[Data entries]
## Start
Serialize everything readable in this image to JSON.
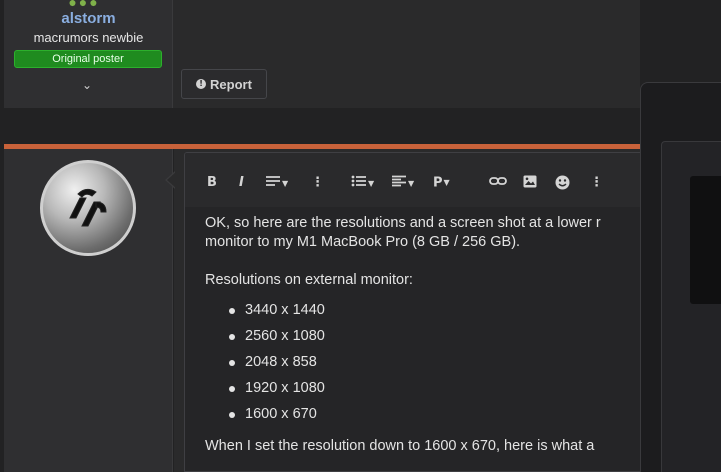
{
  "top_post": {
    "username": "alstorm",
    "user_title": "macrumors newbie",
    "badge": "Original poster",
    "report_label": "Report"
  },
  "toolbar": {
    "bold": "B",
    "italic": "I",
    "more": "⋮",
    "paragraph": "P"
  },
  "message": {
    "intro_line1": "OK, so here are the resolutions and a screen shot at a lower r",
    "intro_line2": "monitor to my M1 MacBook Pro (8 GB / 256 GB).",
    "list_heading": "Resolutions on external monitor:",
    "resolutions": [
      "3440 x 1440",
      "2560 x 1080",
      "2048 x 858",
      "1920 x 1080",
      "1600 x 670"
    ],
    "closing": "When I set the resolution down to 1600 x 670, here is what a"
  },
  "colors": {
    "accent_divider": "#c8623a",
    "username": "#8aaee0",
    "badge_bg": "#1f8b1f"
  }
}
## End
## Start
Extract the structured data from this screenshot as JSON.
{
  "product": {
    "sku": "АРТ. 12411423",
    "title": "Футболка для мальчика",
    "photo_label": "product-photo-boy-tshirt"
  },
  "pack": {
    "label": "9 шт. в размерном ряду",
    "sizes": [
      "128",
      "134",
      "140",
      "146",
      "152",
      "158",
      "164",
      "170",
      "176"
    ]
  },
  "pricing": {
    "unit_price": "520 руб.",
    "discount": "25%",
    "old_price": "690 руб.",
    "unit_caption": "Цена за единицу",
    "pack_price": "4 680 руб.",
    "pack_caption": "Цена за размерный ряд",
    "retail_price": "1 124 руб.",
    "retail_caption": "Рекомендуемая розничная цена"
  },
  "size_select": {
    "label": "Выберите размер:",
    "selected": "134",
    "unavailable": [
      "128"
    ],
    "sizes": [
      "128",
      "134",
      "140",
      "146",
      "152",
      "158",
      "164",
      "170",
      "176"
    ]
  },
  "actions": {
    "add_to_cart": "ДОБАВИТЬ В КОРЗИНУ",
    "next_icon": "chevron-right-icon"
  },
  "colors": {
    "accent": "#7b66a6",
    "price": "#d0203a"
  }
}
## End
# GOAL OF THE EXERCISE
Locate the word "here" in the records and collect each line it appears in.

# WRITTEN RESPONSE
    "intro_line1": "OK, so here are the resolutions and a screen shot at a lower r",
    "closing": "When I set the resolution down to 1600 x 670, here is what a"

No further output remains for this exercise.